### Исходный документ
Однако не всё в жизни Америки этой поры укладывалось в картину безоблачного процветания. Где-то подспудно зарождались и вызревали социальные конфликты, нарушавшие спокойное течение общественной жизни. Со временем они обострялись всё более и более и в конце концов взорвали американское благополучие, ввергнув страну в пучину Гражданской войны.
Постепенно обнаружилось, что понятие «национальное благо» в сфере экономической, политической и социальной – не более как фикция. То, что было благом для одних, оказывалось смертью для других. Всякая попытка регулировать экономику страны законодательным путём приводила к политическим кризисам.
Ожесточённая борьба между плантаторами Юга, промышленниками Севера и фермерами Запада привнесла в политическую жизнь Америки дух коррупции и демагогии. Просветительские лозунги, начертанные на знамёнах американской буржуазной революции, утратили свой первоначальный смысл. Теперь они стали предметом спекуляции, орудием в борьбе за достижение отнюдь не бескорыстных целей.
Нравственные принципы американской буржуазной демократии, выдвинутые XVIII веком и сформулированные Франклином, постепенно переосмысливались. Под напором капиталистического прогресса их демократизм таял, их буржуазность усиливалась. Знаменитый франклиновский афоризм «Время – деньги!» звучал уже не как осуждение праздности, но как призыв к обогащению. Поклонение доллару не воспринималось более как тайный порок. Его не стыдились.
Все эти обстоятельства общественной, политической и духовной жизни Америки оказывали сильнейшее воздействие на характер развития американской литературы тридцатых – сороковых годов XIX века. Творчество Мелвилла не составляло исключения.

### Обязательное задание A
Перечислите все группы, чья ожесточённая борьба, согласно документу, привнесла в политическую жизнь Америки дух коррупции и демагогии.

### Сохранённые данные
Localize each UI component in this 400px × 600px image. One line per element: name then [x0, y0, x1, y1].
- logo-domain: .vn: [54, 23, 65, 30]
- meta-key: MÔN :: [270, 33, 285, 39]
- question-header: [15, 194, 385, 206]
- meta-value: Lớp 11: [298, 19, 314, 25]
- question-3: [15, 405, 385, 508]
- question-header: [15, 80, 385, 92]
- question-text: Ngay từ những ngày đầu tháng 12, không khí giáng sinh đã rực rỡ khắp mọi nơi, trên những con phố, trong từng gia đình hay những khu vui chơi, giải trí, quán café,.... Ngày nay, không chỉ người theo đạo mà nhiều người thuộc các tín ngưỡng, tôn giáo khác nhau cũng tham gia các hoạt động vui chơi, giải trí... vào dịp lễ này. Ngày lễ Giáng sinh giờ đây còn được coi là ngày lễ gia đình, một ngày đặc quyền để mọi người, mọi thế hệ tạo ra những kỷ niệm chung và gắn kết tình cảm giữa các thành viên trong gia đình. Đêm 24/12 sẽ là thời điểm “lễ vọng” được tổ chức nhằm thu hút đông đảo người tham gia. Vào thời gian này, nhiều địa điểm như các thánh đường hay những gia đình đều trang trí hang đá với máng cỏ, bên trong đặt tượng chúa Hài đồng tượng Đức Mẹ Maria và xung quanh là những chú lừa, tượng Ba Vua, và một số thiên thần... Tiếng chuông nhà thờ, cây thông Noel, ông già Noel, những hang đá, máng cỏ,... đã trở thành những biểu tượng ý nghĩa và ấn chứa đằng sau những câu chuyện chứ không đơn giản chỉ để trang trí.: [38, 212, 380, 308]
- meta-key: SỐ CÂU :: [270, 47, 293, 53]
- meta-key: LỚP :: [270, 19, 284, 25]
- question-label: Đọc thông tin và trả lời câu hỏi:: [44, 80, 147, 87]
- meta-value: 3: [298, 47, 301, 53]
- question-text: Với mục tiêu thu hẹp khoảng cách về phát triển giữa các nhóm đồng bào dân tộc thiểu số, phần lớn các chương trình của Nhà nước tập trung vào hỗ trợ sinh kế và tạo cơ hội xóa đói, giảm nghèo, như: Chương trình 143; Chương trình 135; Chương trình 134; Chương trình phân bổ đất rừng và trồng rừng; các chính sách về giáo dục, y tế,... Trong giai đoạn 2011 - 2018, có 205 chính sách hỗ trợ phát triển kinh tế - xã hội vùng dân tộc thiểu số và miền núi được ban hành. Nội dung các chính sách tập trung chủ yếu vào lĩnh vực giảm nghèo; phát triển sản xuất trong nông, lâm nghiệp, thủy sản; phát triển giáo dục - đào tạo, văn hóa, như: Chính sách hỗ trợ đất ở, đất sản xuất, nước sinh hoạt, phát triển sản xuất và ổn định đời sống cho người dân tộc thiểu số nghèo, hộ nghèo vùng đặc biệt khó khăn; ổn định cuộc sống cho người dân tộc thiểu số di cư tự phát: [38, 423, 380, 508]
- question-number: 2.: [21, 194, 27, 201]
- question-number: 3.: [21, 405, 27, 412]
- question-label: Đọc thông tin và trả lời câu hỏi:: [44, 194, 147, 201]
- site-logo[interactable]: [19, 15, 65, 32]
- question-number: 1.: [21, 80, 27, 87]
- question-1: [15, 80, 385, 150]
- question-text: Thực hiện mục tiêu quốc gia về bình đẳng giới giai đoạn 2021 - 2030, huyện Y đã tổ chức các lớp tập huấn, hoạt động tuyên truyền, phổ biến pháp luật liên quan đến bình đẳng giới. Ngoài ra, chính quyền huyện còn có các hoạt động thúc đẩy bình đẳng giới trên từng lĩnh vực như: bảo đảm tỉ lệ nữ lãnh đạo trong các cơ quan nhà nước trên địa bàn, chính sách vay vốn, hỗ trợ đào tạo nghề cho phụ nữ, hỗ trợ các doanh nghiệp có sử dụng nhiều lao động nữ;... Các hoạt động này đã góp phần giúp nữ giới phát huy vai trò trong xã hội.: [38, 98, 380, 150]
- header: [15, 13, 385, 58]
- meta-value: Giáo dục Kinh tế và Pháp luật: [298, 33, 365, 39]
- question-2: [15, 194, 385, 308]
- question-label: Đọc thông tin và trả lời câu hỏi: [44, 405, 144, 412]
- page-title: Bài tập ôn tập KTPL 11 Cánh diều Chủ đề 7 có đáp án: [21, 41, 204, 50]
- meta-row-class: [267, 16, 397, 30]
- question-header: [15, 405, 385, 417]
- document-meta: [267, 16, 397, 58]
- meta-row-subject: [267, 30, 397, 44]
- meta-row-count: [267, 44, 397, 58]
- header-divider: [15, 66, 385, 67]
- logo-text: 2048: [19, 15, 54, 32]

### Обязательное задание B
Перепишите нумерованным списком участок строк данных от самого их начала до строки с «- question-header: [15, 80, 385, 92]» включительно, пропустив пустые строки.

### Разобранный ответ A
- плантаторы Юга
- промышленники Севера
- фермеры Запада

### Разобранный ответ B
1. Localize each UI component in this 400px × 600px image. One line per element: name then [x0, y0, x1, y1].
2. - logo-domain: .vn: [54, 23, 65, 30]
3. - meta-key: MÔN :: [270, 33, 285, 39]
4. - question-header: [15, 194, 385, 206]
5. - meta-value: Lớp 11: [298, 19, 314, 25]
6. - question-3: [15, 405, 385, 508]
7. - question-header: [15, 80, 385, 92]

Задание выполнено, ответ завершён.